MATERIAL TO PROCESS:
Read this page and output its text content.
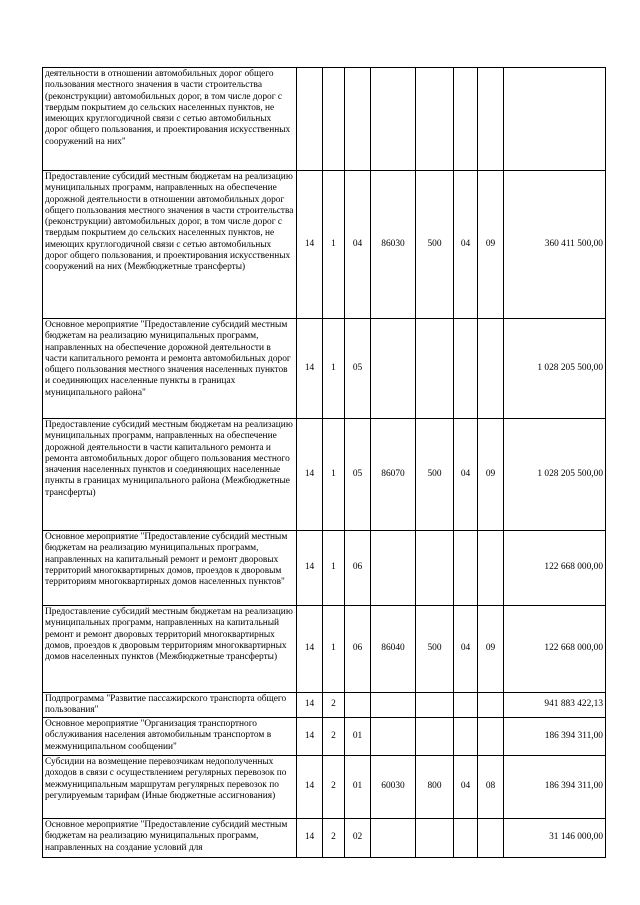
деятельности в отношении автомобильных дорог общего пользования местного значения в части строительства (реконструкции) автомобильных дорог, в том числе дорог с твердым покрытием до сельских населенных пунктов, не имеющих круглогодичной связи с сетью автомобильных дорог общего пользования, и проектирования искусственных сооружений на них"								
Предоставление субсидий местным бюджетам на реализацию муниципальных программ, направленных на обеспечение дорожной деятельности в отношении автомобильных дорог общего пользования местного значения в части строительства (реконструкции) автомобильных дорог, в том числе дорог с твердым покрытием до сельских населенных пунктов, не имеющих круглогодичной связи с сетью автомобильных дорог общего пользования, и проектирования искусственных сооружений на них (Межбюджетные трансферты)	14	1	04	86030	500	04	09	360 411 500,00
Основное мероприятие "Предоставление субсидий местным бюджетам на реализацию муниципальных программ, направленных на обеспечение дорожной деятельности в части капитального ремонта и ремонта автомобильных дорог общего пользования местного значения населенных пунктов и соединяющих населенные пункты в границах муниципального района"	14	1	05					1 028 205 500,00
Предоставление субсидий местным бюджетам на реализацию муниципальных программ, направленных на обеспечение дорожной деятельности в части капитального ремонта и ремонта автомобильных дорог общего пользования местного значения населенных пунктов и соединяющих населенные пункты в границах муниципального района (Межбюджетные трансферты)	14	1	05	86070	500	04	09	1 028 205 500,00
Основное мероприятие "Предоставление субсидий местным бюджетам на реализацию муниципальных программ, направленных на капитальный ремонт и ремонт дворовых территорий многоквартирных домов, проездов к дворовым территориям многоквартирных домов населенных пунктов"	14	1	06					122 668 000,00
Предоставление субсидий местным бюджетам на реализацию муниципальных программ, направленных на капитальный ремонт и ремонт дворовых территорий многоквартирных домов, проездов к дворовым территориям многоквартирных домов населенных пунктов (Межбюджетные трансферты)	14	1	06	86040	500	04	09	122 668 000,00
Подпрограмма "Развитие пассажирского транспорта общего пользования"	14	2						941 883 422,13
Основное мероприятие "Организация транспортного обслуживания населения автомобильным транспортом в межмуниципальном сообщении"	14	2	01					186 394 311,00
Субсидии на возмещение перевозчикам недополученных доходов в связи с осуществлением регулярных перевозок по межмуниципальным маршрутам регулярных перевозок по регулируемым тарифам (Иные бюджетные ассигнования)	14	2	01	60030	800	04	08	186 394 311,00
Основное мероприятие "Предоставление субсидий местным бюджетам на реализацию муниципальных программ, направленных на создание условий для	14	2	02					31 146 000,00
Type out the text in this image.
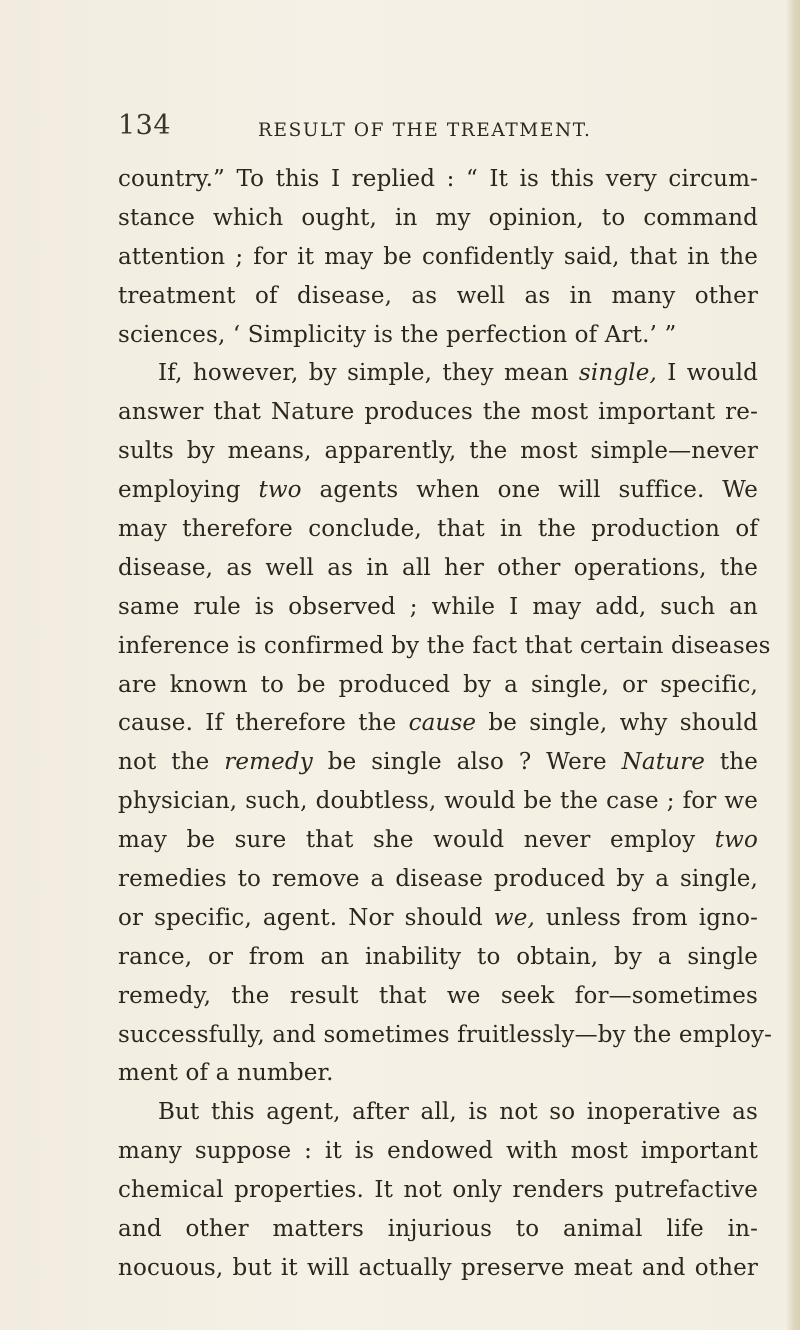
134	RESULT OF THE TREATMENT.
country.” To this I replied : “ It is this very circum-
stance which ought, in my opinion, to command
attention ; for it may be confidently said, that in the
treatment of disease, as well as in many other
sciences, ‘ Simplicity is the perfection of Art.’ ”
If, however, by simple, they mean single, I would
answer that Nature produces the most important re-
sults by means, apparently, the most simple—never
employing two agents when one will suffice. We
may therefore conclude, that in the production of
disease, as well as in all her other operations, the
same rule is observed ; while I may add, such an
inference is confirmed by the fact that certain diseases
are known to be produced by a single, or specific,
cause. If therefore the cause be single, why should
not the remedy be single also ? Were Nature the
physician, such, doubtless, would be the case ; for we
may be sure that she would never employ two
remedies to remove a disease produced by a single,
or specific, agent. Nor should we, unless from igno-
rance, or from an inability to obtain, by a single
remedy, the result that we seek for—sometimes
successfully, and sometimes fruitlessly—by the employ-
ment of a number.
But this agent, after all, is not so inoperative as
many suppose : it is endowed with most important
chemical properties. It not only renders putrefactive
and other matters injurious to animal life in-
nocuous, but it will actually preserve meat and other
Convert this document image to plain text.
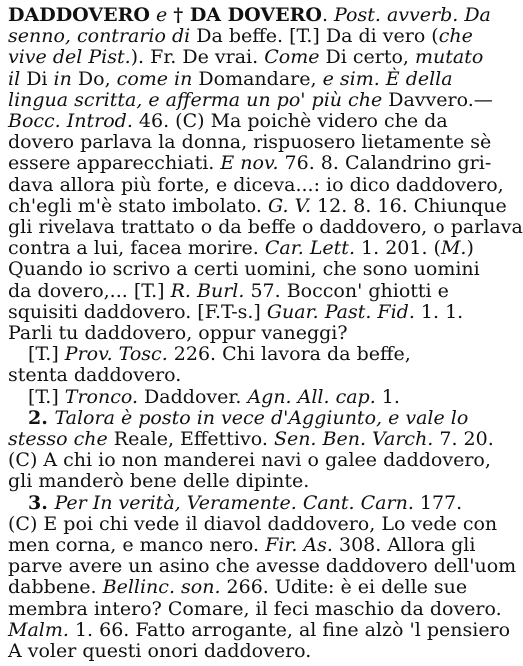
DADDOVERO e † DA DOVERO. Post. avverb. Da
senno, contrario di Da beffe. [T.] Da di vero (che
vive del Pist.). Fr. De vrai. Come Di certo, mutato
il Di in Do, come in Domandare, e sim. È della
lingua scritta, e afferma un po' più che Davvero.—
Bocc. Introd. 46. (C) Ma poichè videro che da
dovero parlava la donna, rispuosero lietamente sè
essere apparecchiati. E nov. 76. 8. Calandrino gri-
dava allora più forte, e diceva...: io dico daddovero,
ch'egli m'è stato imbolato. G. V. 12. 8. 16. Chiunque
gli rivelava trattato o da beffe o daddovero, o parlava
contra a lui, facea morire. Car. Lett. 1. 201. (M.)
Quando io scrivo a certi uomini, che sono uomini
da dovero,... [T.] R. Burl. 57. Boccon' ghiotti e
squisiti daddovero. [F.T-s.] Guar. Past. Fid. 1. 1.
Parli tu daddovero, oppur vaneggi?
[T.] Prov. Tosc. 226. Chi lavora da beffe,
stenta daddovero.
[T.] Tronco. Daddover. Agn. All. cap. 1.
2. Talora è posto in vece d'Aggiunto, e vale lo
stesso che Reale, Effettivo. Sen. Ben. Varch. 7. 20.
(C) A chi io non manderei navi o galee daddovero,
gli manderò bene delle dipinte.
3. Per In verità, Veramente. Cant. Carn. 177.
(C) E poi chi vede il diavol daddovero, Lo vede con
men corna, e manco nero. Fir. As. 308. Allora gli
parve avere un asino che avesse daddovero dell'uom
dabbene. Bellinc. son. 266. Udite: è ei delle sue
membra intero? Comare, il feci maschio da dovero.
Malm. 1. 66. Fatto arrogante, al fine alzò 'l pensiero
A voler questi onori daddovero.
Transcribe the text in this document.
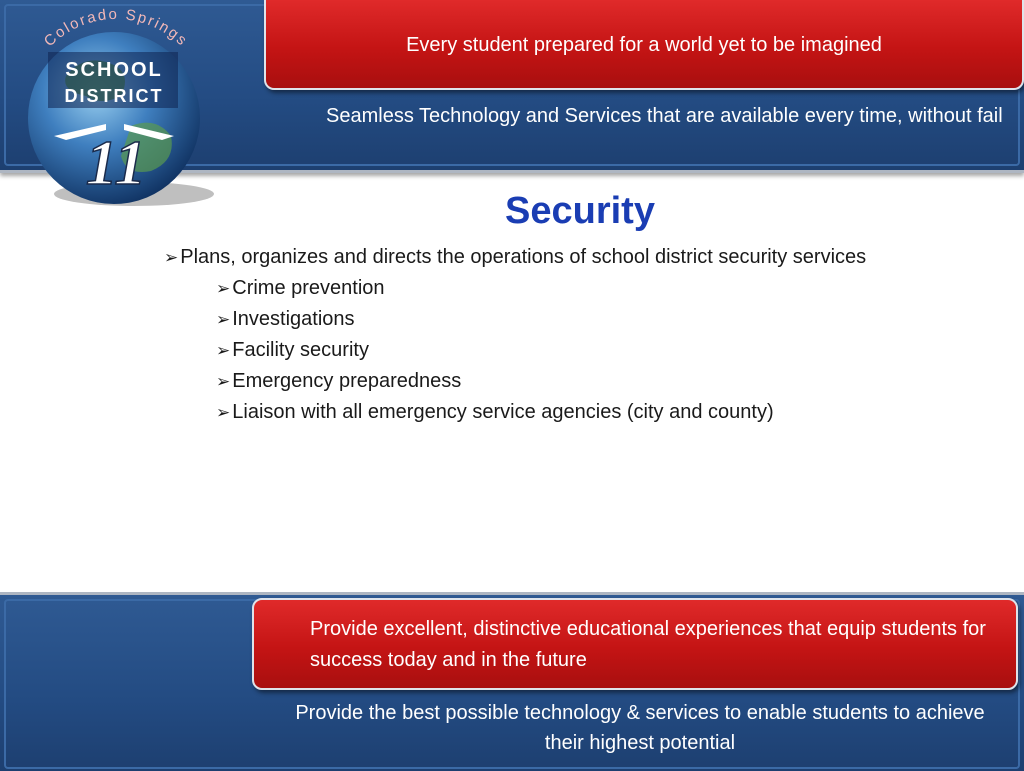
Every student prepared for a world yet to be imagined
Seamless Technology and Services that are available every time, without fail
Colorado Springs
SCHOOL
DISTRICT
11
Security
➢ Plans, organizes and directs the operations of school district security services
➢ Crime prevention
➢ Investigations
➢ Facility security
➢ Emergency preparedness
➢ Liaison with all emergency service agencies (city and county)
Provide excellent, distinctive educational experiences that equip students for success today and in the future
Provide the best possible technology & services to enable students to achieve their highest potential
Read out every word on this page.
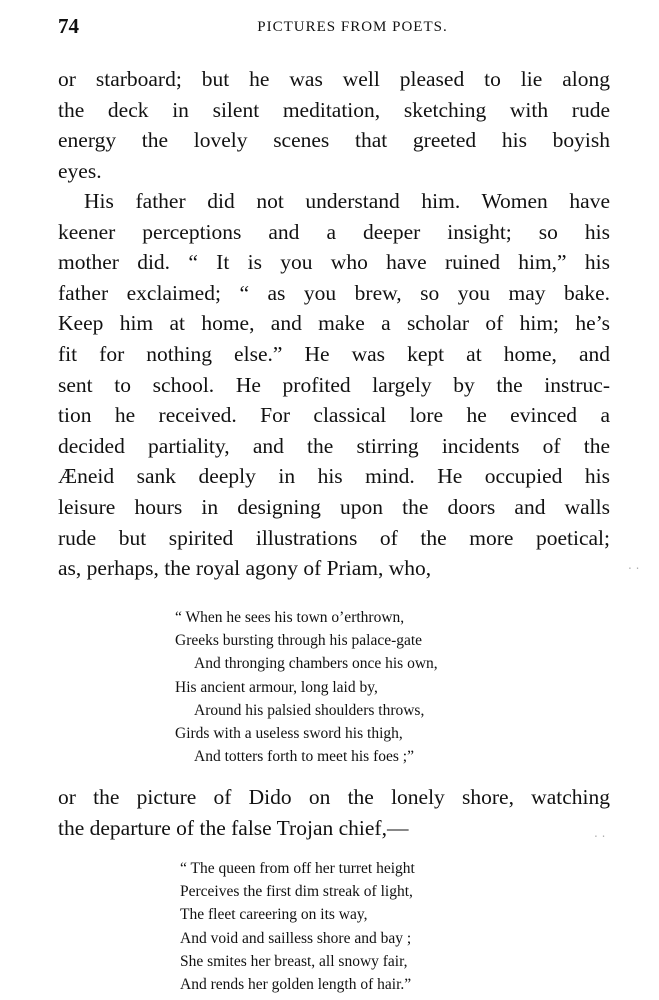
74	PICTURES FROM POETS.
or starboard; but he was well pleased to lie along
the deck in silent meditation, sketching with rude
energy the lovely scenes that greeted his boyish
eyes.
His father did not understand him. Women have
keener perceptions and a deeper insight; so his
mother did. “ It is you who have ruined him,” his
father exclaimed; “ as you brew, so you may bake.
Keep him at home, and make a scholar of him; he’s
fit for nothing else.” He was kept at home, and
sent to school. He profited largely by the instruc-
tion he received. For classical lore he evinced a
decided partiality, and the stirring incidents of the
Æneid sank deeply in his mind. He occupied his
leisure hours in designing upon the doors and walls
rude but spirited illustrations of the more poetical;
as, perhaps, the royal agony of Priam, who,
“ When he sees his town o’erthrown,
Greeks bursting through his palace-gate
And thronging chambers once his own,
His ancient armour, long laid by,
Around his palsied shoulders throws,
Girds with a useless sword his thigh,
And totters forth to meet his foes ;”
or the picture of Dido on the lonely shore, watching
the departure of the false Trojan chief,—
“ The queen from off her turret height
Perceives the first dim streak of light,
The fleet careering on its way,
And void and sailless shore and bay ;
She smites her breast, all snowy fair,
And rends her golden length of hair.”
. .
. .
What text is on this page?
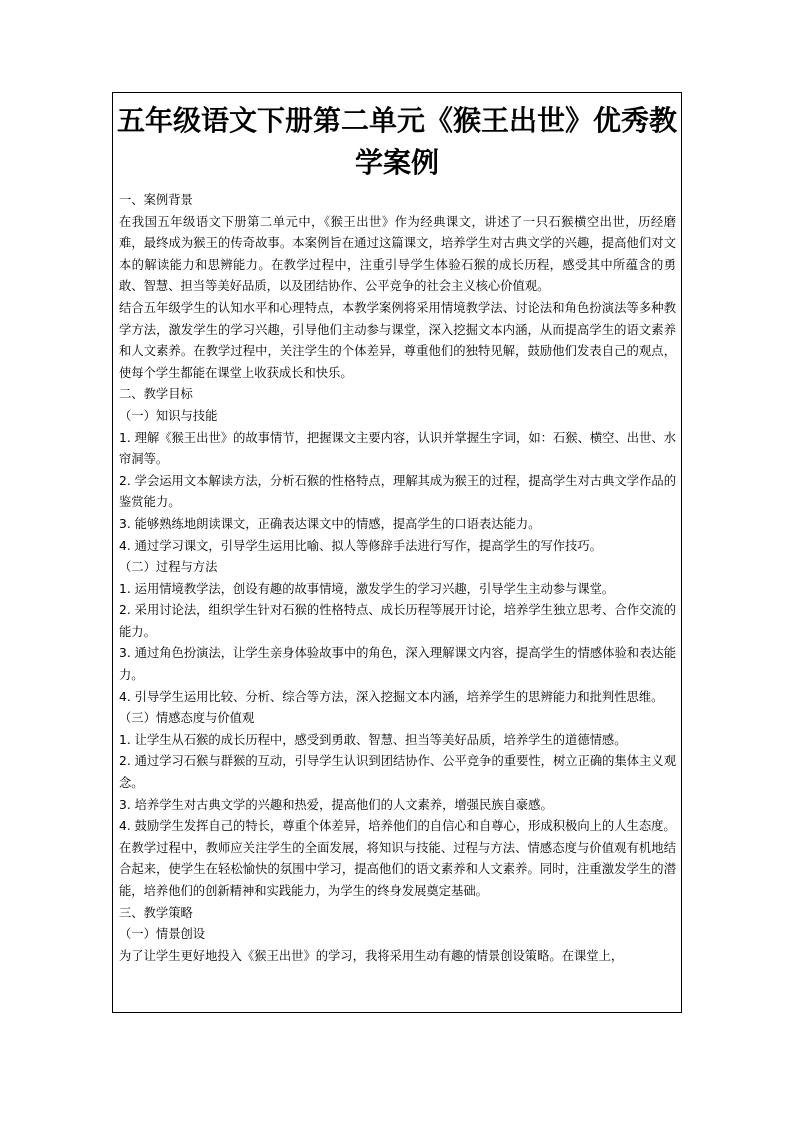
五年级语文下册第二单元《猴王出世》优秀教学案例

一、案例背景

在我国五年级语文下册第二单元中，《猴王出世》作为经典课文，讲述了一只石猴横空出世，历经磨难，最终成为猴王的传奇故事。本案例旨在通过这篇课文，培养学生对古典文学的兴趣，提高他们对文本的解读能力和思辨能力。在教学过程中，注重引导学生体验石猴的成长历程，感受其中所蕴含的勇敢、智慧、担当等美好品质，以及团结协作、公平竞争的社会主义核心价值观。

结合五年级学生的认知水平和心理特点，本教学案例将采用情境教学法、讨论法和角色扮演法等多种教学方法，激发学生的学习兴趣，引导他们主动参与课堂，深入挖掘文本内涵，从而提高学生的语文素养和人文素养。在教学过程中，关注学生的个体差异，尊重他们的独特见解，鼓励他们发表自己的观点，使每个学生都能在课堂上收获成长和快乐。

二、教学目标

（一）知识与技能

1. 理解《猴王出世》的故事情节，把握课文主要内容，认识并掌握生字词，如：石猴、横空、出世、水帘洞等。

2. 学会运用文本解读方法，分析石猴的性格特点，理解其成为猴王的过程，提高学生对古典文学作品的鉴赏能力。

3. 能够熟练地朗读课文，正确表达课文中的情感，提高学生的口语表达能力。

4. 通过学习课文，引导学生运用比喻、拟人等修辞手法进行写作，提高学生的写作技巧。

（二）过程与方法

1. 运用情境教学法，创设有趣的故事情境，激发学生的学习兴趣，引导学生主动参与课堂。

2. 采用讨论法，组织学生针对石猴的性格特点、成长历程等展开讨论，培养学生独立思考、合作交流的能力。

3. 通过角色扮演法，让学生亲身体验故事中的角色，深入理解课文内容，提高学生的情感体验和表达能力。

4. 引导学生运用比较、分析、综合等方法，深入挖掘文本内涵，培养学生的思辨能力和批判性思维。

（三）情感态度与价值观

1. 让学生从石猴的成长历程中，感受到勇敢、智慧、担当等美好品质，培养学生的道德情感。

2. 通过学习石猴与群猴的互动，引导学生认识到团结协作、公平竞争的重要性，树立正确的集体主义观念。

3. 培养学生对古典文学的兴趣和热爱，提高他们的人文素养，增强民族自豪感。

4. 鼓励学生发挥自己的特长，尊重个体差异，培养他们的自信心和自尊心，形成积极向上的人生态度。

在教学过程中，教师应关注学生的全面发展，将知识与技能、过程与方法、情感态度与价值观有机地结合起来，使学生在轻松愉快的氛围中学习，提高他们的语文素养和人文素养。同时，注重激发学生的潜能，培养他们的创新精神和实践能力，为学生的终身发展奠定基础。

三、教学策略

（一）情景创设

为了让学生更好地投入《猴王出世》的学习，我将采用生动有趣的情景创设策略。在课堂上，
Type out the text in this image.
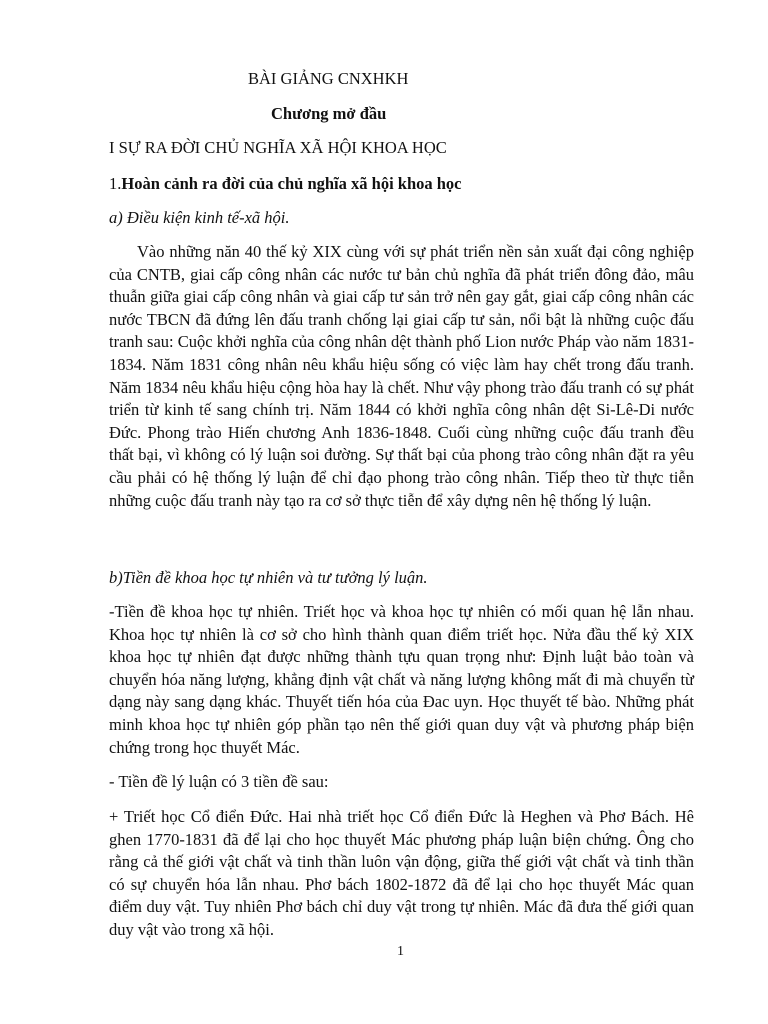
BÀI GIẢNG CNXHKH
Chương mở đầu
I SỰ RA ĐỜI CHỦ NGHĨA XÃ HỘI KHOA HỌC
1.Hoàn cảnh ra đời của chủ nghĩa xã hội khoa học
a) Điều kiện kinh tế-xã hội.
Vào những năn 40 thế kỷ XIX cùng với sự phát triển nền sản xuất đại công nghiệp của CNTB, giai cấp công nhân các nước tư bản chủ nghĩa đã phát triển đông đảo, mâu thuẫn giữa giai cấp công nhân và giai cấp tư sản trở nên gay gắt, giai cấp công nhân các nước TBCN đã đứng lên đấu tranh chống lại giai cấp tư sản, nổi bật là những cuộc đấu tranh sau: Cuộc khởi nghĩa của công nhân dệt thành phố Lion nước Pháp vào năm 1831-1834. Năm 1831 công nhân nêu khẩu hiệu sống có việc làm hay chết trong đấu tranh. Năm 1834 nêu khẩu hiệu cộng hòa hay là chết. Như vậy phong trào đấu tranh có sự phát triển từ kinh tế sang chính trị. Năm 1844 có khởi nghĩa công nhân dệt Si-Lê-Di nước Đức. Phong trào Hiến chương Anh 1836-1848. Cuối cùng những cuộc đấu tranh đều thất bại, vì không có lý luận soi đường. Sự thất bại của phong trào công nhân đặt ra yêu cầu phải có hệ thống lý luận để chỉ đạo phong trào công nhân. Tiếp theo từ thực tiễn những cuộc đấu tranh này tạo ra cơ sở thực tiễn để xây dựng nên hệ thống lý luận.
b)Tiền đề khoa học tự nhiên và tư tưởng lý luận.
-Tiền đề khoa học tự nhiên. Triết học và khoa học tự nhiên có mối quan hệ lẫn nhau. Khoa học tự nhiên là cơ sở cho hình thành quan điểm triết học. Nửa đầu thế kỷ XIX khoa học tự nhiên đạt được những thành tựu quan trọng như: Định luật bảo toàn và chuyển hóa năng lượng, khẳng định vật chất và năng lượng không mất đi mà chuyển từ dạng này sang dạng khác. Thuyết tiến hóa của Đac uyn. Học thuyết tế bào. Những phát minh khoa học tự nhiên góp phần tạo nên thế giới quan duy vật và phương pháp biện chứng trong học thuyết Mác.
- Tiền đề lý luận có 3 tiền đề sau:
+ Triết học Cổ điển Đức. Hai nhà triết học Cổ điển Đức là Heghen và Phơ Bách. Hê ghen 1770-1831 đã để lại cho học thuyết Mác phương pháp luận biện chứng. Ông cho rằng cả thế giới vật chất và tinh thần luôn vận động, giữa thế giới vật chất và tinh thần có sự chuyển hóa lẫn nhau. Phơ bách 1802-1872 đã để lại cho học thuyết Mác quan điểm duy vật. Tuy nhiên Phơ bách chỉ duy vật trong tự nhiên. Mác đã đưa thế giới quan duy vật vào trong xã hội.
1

REQUIREMENTS:
Above are the records; copy every line in them that holds the word "激发学生的学习兴趣".

OUTPUT:
结合五年级学生的认知水平和心理特点，本教学案例将采用情境教学法、讨论法和角色扮演法等多种教学方法，激发学生的学习兴趣，引导他们主动参与课堂，深入挖掘文本内涵，从而提高学生的语文素养和人文素养。在教学过程中，关注学生的个体差异，尊重他们的独特见解，鼓励他们发表自己的观点，使每个学生都能在课堂上收获成长和快乐。
1. 运用情境教学法，创设有趣的故事情境，激发学生的学习兴趣，引导学生主动参与课堂。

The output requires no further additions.